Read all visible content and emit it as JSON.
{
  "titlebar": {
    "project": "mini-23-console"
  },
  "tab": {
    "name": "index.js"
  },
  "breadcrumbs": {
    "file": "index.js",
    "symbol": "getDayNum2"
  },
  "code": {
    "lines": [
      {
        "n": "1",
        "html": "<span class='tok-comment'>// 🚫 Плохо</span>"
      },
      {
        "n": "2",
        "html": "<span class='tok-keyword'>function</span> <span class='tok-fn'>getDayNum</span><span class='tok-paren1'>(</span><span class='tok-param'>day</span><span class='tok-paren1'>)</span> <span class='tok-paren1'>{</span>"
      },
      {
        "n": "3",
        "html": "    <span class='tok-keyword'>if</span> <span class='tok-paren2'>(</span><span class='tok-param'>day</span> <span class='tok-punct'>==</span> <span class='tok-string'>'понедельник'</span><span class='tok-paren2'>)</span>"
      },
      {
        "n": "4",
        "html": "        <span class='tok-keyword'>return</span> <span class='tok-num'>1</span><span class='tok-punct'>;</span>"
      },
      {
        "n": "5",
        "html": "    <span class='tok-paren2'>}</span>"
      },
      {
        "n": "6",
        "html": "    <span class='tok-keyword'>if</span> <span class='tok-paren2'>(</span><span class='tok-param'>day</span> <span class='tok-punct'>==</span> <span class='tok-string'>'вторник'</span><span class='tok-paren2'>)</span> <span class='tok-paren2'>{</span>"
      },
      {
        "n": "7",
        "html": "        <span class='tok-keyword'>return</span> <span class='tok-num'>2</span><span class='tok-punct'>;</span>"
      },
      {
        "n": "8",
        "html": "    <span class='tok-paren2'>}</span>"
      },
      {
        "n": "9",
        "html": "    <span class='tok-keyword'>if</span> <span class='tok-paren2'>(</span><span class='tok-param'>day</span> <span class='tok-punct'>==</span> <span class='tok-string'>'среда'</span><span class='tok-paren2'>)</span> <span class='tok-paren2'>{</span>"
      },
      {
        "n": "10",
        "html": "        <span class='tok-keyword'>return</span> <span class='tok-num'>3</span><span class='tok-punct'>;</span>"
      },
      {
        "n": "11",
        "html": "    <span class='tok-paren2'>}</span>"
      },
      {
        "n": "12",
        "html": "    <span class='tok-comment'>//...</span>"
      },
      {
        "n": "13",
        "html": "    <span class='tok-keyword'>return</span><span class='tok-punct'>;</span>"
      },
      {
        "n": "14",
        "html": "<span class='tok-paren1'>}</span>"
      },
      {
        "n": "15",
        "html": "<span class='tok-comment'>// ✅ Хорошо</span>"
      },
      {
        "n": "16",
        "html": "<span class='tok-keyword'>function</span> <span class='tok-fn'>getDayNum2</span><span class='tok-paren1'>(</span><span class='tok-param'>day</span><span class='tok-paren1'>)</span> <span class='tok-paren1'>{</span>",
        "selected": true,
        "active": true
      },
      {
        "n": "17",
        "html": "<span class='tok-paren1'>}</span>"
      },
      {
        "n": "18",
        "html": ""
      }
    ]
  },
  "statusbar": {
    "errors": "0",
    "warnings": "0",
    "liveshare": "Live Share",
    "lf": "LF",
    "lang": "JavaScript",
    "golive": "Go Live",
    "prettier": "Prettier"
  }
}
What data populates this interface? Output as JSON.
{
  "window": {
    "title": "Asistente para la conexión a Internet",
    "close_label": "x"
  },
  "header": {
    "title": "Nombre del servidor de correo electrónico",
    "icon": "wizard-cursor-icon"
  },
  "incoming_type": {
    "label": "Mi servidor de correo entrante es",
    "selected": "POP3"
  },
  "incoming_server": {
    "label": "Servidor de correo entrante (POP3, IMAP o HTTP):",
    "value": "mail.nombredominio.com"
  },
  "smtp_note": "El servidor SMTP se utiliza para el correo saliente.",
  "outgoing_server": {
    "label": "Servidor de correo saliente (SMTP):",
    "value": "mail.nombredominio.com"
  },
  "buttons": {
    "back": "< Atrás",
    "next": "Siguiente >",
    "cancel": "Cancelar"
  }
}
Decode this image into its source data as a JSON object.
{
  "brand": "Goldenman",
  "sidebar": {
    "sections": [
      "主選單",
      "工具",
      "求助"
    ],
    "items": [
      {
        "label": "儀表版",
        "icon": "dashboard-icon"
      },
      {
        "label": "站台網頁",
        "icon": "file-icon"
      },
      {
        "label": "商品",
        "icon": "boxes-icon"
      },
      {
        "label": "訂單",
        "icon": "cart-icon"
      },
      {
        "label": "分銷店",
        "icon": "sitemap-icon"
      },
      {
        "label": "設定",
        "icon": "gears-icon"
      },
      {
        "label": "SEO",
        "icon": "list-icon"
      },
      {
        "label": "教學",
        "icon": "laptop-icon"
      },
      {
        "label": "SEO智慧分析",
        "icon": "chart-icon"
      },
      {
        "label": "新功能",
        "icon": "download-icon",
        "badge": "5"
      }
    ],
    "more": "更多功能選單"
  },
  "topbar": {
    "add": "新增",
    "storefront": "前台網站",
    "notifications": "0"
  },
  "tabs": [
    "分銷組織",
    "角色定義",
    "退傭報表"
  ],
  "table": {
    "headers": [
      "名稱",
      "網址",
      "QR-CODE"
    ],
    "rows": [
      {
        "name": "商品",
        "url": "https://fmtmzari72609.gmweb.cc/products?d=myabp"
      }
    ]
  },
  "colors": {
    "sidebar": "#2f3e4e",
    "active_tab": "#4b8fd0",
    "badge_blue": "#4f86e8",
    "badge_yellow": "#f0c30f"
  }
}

****************

Do this —
Each line that holds the word "icon" should be extracted from the records.

Exercise response —
    "icon": "wizard-cursor-icon"
        "icon": "dashboard-icon"
        "icon": "file-icon"
        "icon": "boxes-icon"
        "icon": "cart-icon"
        "icon": "sitemap-icon"
        "icon": "gears-icon"
        "icon": "list-icon"
        "icon": "laptop-icon"
        "icon": "chart-icon"
        "icon": "download-icon",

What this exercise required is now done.